→ WHAT NEEDS TO BE DONE:
Return all of the data exactly as written, without the pictures.

→ EXERCISE MATERIAL:
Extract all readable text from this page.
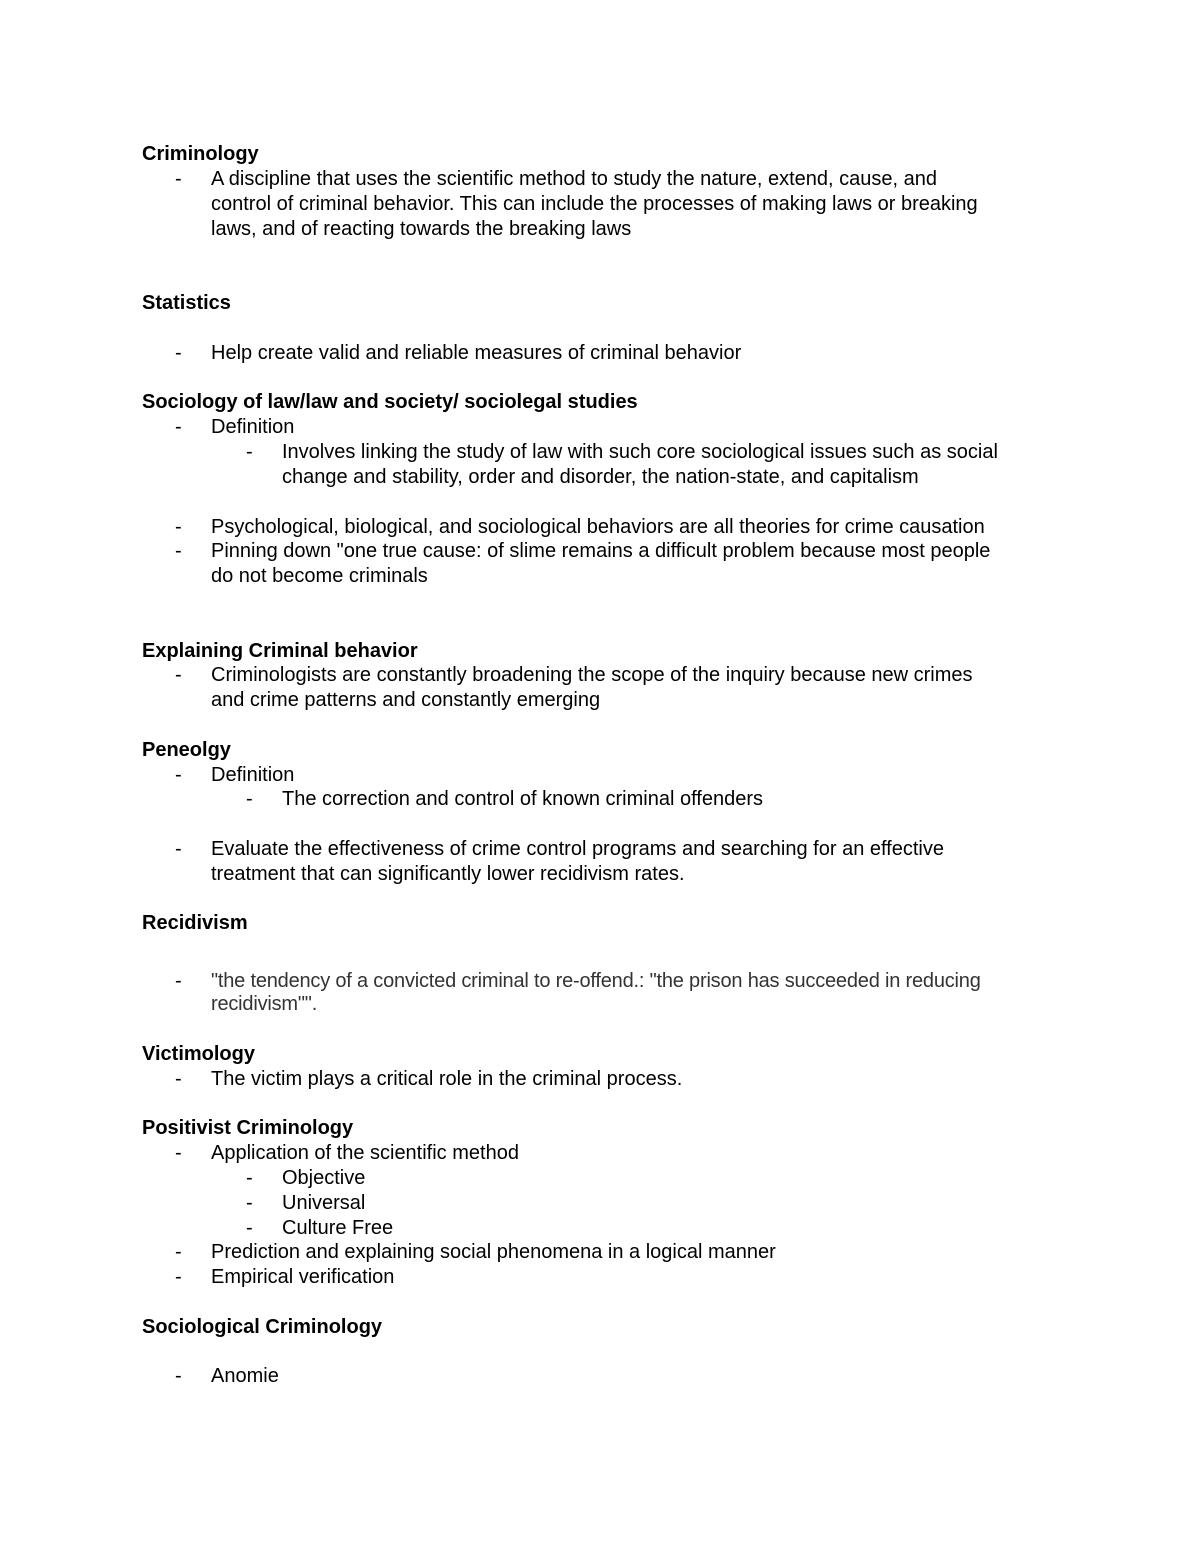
Criminology
- A discipline that uses the scientific method to study the nature, extend, cause, and
control of criminal behavior. This can include the processes of making laws or breaking
laws, and of reacting towards the breaking laws
Statistics
- Help create valid and reliable measures of criminal behavior
Sociology of law/law and society/ sociolegal studies
- Definition
- Involves linking the study of law with such core sociological issues such as social
change and stability, order and disorder, the nation-state, and capitalism
- Psychological, biological, and sociological behaviors are all theories for crime causation
- Pinning down "one true cause: of slime remains a difficult problem because most people
do not become criminals
Explaining Criminal behavior
- Criminologists are constantly broadening the scope of the inquiry because new crimes
and crime patterns and constantly emerging
Peneolgy
- Definition
- The correction and control of known criminal offenders
- Evaluate the effectiveness of crime control programs and searching for an effective
treatment that can significantly lower recidivism rates.
Recidivism
- "the tendency of a convicted criminal to re-offend.: "the prison has succeeded in reducing
recidivism"".
Victimology
- The victim plays a critical role in the criminal process.
Positivist Criminology
- Application of the scientific method
- Objective
- Universal
- Culture Free
- Prediction and explaining social phenomena in a logical manner
- Empirical verification
Sociological Criminology
- Anomie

→ COMPLETED TASK:
Extract all readable text from this page.
Criminology
- A discipline that uses the scientific method to study the nature, extend, cause, and
control of criminal behavior. This can include the processes of making laws or breaking
laws, and of reacting towards the breaking laws
Statistics
- Help create valid and reliable measures of criminal behavior
Sociology of law/law and society/ sociolegal studies
- Definition
- Involves linking the study of law with such core sociological issues such as social
change and stability, order and disorder, the nation-state, and capitalism
- Psychological, biological, and sociological behaviors are all theories for crime causation
- Pinning down "one true cause: of slime remains a difficult problem because most people
do not become criminals
Explaining Criminal behavior
- Criminologists are constantly broadening the scope of the inquiry because new crimes
and crime patterns and constantly emerging
Peneolgy
- Definition
- The correction and control of known criminal offenders
- Evaluate the effectiveness of crime control programs and searching for an effective
treatment that can significantly lower recidivism rates.
Recidivism
- "the tendency of a convicted criminal to re-offend.: "the prison has succeeded in reducing
recidivism"".
Victimology
- The victim plays a critical role in the criminal process.
Positivist Criminology
- Application of the scientific method
- Objective
- Universal
- Culture Free
- Prediction and explaining social phenomena in a logical manner
- Empirical verification
Sociological Criminology
- Anomie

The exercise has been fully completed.